Entries with figure data:
§
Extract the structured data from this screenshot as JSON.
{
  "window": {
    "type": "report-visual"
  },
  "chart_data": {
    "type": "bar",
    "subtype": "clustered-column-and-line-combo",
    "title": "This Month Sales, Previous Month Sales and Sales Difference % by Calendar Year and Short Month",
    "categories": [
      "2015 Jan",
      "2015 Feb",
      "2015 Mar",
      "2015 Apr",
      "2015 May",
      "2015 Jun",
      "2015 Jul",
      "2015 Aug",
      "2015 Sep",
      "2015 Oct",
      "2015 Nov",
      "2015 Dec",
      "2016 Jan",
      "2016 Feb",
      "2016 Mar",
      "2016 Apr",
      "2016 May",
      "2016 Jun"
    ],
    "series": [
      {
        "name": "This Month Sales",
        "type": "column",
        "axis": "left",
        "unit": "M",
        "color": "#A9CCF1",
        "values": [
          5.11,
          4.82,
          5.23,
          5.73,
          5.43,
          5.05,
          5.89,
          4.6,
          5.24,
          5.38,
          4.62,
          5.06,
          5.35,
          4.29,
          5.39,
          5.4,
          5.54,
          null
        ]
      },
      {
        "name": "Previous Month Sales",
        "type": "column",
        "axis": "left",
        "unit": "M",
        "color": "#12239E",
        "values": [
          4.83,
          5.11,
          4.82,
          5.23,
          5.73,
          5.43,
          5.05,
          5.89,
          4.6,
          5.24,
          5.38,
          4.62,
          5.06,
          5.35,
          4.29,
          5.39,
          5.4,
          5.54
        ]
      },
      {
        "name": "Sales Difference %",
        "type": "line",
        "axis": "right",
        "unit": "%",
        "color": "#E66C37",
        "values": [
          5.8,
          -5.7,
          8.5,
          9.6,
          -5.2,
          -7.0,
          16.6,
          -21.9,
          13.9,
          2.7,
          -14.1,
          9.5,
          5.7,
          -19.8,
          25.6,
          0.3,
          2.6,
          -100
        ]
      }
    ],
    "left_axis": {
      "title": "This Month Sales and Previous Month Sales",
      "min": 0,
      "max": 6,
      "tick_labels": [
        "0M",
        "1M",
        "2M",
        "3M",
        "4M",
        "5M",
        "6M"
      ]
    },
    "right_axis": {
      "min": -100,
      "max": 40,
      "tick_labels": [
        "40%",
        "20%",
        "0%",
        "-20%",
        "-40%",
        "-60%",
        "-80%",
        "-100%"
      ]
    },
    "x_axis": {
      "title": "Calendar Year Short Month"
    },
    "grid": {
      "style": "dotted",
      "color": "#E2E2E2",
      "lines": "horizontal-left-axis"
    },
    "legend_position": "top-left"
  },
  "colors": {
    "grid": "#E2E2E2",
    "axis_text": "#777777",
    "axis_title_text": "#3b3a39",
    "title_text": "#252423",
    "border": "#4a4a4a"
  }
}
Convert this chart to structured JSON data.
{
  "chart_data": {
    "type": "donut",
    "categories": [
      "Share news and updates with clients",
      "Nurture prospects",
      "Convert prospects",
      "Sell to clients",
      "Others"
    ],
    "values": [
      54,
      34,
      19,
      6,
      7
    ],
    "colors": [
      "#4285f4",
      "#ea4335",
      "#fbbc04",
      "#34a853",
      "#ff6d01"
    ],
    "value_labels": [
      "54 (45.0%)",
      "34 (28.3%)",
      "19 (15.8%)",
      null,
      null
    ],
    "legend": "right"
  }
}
§
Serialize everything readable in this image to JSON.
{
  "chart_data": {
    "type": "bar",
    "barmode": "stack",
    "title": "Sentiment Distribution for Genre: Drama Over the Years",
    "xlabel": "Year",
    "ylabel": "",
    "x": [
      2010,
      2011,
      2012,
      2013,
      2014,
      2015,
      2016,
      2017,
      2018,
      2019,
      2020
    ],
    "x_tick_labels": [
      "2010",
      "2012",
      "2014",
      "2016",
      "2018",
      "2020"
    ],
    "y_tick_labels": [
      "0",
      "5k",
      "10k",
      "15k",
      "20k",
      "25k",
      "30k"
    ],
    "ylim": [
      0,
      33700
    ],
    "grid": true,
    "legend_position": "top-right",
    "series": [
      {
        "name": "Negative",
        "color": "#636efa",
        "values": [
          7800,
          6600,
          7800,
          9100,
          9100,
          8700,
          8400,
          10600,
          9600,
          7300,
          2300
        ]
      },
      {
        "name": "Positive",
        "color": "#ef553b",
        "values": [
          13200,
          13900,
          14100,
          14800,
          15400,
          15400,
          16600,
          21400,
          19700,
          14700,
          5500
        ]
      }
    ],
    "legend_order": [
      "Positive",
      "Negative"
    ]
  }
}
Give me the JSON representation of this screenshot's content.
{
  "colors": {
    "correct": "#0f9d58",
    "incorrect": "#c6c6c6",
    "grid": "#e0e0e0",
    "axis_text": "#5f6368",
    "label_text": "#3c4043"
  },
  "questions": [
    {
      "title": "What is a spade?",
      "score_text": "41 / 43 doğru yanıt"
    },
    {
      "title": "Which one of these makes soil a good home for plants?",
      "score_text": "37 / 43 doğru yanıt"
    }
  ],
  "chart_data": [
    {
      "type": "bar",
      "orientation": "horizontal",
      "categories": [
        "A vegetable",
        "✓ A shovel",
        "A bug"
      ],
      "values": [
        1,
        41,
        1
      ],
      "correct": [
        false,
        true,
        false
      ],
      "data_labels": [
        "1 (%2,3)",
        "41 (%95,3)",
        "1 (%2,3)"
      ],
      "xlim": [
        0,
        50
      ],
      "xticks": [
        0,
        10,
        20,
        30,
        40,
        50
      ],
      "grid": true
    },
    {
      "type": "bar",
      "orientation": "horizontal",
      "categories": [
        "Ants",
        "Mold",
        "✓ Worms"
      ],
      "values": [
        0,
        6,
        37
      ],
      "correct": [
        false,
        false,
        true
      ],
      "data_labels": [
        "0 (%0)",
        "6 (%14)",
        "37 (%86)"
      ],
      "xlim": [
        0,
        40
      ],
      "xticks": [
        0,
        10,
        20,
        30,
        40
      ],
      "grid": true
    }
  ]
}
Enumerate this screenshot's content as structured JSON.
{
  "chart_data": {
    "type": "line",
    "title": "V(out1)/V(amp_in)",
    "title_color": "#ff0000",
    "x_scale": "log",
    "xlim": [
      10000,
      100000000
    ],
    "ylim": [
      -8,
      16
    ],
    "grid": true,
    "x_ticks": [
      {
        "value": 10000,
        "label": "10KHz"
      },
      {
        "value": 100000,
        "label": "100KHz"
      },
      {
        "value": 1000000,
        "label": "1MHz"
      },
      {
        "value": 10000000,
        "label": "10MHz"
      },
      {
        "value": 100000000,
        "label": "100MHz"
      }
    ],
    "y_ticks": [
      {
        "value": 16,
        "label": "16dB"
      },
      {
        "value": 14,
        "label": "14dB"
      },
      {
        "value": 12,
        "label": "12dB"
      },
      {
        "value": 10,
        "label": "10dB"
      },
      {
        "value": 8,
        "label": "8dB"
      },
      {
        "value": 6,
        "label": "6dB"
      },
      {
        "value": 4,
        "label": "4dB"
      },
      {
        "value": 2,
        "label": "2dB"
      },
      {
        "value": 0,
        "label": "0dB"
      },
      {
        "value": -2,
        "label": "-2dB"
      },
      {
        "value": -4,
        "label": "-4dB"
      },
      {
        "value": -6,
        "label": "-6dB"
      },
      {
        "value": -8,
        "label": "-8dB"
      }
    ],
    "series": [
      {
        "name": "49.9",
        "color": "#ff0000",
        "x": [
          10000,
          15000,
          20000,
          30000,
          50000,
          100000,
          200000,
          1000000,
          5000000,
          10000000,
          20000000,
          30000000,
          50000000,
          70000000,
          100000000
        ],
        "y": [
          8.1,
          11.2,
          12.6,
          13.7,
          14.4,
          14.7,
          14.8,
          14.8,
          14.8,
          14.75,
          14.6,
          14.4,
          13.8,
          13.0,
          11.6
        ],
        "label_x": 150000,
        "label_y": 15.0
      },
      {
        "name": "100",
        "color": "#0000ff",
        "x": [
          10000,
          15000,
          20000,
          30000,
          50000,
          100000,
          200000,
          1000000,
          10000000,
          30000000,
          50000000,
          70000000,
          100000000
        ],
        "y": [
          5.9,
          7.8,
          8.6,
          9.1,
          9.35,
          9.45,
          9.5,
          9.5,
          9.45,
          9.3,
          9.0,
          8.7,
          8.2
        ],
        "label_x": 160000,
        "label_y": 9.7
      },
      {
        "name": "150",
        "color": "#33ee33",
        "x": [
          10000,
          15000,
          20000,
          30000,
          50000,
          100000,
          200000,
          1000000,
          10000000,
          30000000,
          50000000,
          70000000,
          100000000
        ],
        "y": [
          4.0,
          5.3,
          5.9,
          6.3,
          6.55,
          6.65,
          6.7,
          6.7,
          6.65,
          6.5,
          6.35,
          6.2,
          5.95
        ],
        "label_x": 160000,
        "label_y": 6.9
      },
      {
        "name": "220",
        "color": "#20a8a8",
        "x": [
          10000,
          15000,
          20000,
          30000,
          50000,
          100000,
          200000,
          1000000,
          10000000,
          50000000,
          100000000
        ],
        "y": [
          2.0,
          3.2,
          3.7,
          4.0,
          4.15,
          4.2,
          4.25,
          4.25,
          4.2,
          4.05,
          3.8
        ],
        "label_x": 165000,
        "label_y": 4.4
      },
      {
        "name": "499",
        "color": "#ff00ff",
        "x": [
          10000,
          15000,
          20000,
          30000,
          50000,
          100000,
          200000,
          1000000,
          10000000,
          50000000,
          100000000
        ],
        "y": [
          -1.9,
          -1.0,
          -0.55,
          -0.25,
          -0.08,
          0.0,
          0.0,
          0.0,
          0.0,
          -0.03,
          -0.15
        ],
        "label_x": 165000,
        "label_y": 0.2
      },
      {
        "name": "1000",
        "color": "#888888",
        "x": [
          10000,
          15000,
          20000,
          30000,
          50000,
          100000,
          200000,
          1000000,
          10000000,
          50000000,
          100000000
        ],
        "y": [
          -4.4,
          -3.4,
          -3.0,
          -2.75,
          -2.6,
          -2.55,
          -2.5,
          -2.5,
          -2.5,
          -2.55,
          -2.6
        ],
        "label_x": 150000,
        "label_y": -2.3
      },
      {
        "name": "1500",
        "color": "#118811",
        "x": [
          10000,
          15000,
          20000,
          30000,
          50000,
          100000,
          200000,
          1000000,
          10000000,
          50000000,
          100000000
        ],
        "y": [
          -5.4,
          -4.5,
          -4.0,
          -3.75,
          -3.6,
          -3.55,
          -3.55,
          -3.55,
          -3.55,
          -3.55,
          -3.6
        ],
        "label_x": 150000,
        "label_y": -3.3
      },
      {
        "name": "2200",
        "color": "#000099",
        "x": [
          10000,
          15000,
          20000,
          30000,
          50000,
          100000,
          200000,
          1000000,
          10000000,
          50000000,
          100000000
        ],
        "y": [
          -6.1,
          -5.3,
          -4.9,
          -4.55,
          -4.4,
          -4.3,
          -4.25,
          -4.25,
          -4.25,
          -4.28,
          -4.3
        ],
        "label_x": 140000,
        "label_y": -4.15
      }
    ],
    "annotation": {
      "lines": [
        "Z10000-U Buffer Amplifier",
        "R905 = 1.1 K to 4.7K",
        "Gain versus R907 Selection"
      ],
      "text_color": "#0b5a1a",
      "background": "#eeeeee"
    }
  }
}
§
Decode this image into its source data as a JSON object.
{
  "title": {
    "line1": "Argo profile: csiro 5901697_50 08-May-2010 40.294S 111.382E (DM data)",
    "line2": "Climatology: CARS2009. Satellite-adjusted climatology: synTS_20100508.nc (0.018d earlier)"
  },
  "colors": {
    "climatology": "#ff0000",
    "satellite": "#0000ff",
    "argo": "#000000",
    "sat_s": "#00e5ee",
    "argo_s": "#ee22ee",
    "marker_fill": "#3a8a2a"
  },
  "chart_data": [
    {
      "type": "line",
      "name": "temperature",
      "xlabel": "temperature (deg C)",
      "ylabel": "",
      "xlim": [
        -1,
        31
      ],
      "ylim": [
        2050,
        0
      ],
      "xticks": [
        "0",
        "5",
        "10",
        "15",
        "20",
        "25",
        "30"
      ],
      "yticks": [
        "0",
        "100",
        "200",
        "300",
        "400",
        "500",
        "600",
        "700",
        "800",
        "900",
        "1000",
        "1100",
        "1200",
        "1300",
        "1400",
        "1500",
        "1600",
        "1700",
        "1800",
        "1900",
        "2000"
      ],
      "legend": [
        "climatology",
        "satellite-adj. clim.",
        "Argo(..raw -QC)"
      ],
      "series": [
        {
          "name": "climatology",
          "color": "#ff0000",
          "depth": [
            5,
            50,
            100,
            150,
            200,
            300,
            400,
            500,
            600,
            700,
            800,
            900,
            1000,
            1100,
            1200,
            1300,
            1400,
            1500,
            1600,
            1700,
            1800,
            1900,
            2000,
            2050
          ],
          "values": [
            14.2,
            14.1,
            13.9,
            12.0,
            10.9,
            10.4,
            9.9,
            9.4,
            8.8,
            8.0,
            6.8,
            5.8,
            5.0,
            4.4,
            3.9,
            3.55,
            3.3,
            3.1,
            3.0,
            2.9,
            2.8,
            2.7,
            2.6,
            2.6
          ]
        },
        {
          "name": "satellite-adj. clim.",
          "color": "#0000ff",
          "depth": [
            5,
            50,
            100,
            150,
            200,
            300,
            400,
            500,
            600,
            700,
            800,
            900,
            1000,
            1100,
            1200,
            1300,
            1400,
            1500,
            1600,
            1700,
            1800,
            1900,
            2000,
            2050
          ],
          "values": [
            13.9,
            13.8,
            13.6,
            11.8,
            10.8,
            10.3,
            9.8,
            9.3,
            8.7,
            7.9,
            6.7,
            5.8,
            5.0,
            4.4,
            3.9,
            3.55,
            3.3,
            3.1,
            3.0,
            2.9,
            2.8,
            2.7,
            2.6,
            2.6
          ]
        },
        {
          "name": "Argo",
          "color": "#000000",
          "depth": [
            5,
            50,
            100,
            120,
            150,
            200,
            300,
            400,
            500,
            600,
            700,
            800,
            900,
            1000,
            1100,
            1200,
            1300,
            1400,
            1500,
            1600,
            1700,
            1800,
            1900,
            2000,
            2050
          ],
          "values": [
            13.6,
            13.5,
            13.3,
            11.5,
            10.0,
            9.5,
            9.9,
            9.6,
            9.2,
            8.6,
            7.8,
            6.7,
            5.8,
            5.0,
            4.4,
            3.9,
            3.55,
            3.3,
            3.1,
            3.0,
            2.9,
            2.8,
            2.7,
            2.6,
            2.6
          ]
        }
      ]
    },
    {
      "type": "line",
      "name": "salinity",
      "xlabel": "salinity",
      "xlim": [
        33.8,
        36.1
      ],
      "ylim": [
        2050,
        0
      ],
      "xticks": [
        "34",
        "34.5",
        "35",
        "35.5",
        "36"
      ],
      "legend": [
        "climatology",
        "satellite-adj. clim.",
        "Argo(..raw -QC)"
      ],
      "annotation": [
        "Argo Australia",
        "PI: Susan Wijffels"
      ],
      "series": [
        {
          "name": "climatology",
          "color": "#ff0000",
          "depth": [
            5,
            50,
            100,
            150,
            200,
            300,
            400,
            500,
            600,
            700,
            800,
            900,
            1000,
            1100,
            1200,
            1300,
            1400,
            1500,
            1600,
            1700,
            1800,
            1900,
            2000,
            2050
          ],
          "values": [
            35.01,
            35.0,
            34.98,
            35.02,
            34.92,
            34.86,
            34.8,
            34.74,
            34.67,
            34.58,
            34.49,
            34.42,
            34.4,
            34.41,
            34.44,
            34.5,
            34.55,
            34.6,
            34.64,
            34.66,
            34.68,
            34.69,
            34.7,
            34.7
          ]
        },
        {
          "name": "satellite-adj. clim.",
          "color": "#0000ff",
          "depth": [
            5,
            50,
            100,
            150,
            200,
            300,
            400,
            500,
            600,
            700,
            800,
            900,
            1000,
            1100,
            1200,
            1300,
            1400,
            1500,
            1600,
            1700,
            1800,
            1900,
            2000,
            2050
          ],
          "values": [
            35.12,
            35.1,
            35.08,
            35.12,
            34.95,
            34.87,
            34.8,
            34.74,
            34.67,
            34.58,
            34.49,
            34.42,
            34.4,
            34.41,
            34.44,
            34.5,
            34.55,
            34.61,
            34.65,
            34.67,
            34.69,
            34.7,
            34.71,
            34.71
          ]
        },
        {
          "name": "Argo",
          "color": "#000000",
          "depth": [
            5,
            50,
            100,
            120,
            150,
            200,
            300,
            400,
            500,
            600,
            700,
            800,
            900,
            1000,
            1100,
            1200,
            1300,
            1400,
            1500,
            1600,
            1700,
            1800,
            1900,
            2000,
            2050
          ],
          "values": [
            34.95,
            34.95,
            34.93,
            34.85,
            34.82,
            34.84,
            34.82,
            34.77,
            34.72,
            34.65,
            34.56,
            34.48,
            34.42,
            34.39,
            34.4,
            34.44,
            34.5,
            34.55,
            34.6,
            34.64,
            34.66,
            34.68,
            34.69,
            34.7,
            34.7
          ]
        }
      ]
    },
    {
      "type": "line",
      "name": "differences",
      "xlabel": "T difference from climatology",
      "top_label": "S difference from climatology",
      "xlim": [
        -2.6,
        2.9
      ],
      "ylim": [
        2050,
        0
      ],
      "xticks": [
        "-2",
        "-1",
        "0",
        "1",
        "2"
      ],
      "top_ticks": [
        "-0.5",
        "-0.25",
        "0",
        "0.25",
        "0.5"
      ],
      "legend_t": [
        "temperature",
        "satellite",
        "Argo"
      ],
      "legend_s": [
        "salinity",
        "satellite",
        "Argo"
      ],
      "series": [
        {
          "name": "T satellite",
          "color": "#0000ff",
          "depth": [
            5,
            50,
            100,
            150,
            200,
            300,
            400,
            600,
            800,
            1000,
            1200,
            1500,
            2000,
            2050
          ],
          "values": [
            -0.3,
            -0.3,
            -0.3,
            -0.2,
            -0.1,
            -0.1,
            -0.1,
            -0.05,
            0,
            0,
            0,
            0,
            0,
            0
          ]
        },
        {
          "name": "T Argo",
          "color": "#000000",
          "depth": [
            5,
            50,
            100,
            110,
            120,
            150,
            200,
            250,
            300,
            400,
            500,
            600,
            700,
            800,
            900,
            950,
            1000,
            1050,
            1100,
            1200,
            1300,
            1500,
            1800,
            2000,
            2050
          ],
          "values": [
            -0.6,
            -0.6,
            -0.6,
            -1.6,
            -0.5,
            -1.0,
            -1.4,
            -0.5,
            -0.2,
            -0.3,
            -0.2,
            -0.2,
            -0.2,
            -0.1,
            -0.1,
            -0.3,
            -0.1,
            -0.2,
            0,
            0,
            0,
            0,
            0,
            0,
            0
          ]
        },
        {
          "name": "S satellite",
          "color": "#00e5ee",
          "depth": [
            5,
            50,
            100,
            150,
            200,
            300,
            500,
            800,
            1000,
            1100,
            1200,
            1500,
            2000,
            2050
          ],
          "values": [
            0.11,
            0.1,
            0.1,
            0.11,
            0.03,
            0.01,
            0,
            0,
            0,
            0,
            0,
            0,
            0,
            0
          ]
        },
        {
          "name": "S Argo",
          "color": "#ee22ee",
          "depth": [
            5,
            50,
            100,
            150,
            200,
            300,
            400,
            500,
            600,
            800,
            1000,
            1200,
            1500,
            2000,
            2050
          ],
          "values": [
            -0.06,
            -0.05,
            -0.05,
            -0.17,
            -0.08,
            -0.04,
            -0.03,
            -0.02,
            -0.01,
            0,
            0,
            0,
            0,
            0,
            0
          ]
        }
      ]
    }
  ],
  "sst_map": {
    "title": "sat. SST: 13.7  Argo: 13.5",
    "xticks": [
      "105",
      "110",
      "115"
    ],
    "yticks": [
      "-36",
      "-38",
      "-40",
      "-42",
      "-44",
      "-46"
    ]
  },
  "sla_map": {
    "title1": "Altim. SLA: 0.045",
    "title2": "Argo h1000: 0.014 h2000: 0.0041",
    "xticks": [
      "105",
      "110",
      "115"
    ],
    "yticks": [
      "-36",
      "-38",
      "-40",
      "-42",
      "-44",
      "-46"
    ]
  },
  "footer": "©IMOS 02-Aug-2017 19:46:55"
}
§
Your goal:
Report only the number of lines in the records that include the word "image".

Answer:
2